[Chart and figure data]

============================================================

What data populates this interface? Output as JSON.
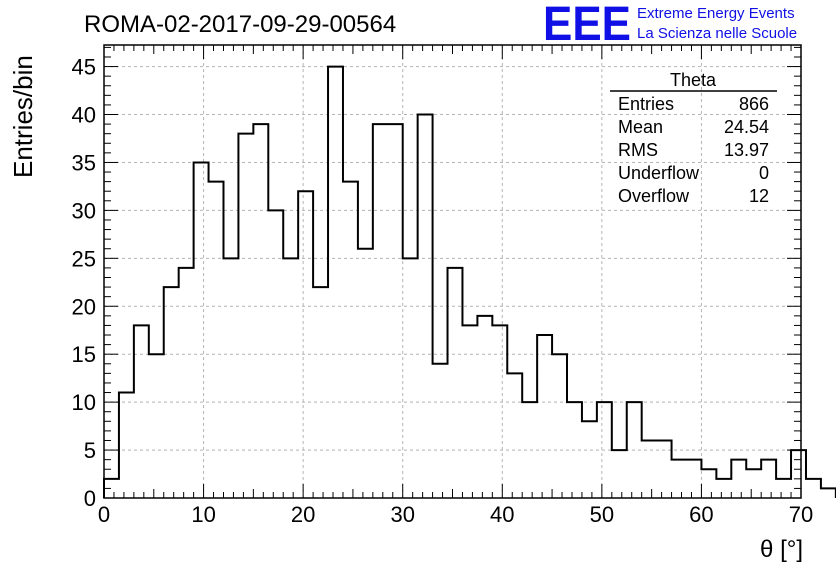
{
  "chart_data": {
    "type": "histogram",
    "title": "ROMA-02-2017-09-29-00564",
    "xlabel": "θ [°]",
    "ylabel": "Entries/bin",
    "xlim": [
      0,
      70
    ],
    "ylim": [
      0,
      47.25
    ],
    "grid": true,
    "bin_width": 1.5,
    "x_ticks": [
      0,
      10,
      20,
      30,
      40,
      50,
      60,
      70
    ],
    "y_ticks": [
      0,
      5,
      10,
      15,
      20,
      25,
      30,
      35,
      40,
      45
    ],
    "values": [
      2,
      11,
      18,
      15,
      22,
      24,
      35,
      33,
      25,
      38,
      39,
      30,
      25,
      32,
      22,
      45,
      33,
      26,
      39,
      39,
      25,
      40,
      14,
      24,
      18,
      19,
      18,
      13,
      10,
      17,
      15,
      10,
      8,
      10,
      5,
      10,
      6,
      6,
      4,
      4,
      3,
      2,
      4,
      3,
      4,
      2,
      5,
      2,
      1
    ],
    "stats": {
      "name": "Theta",
      "rows": [
        {
          "label": "Entries",
          "value": "866"
        },
        {
          "label": "Mean",
          "value": "24.54"
        },
        {
          "label": "RMS",
          "value": "13.97"
        },
        {
          "label": "Underflow",
          "value": "0"
        },
        {
          "label": "Overflow",
          "value": "12"
        }
      ]
    }
  },
  "logo": {
    "mark": "EEE",
    "line1": "Extreme Energy Events",
    "line2": "La Scienza nelle Scuole",
    "color": "#1010e6"
  }
}
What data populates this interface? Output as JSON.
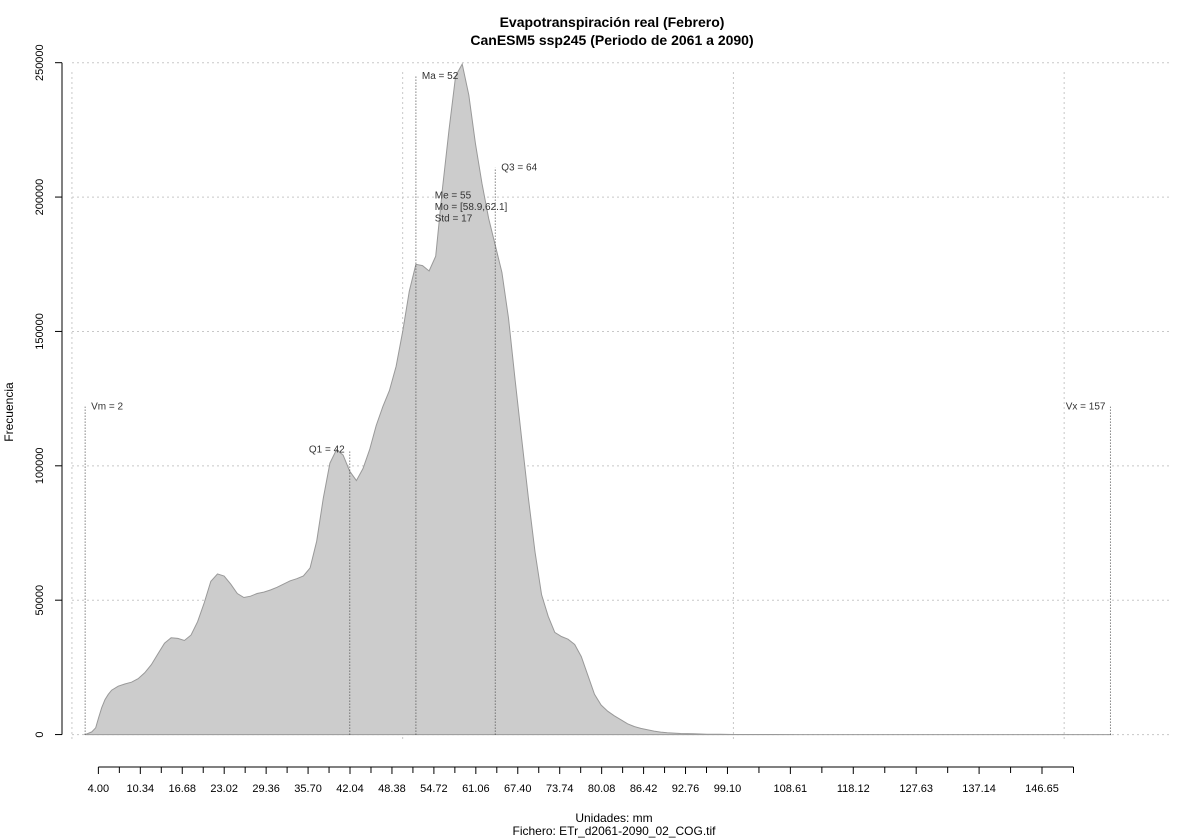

============================================================

*Exercise prompt*
From the entries above, output every line exactly and omit any image.

*Output*
What data populates this interface? Output as JSON.
{
  "chart_data": {
    "type": "histogram",
    "title": "ROMA-02-2017-09-29-00564",
    "xlabel": "θ [°]",
    "ylabel": "Entries/bin",
    "xlim": [
      0,
      70
    ],
    "ylim": [
      0,
      47.25
    ],
    "grid": true,
    "bin_width": 1.5,
    "x_ticks": [
      0,
      10,
      20,
      30,
      40,
      50,
      60,
      70
    ],
    "y_ticks": [
      0,
      5,
      10,
      15,
      20,
      25,
      30,
      35,
      40,
      45
    ],
    "values": [
      2,
      11,
      18,
      15,
      22,
      24,
      35,
      33,
      25,
      38,
      39,
      30,
      25,
      32,
      22,
      45,
      33,
      26,
      39,
      39,
      25,
      40,
      14,
      24,
      18,
      19,
      18,
      13,
      10,
      17,
      15,
      10,
      8,
      10,
      5,
      10,
      6,
      6,
      4,
      4,
      3,
      2,
      4,
      3,
      4,
      2,
      5,
      2,
      1
    ],
    "stats": {
      "name": "Theta",
      "rows": [
        {
          "label": "Entries",
          "value": "866"
        },
        {
          "label": "Mean",
          "value": "24.54"
        },
        {
          "label": "RMS",
          "value": "13.97"
        },
        {
          "label": "Underflow",
          "value": "0"
        },
        {
          "label": "Overflow",
          "value": "12"
        }
      ]
    }
  },
  "logo": {
    "mark": "EEE",
    "line1": "Extreme Energy Events",
    "line2": "La Scienza nelle Scuole",
    "color": "#1010e6"
  }
}
What data populates this interface? Output as JSON.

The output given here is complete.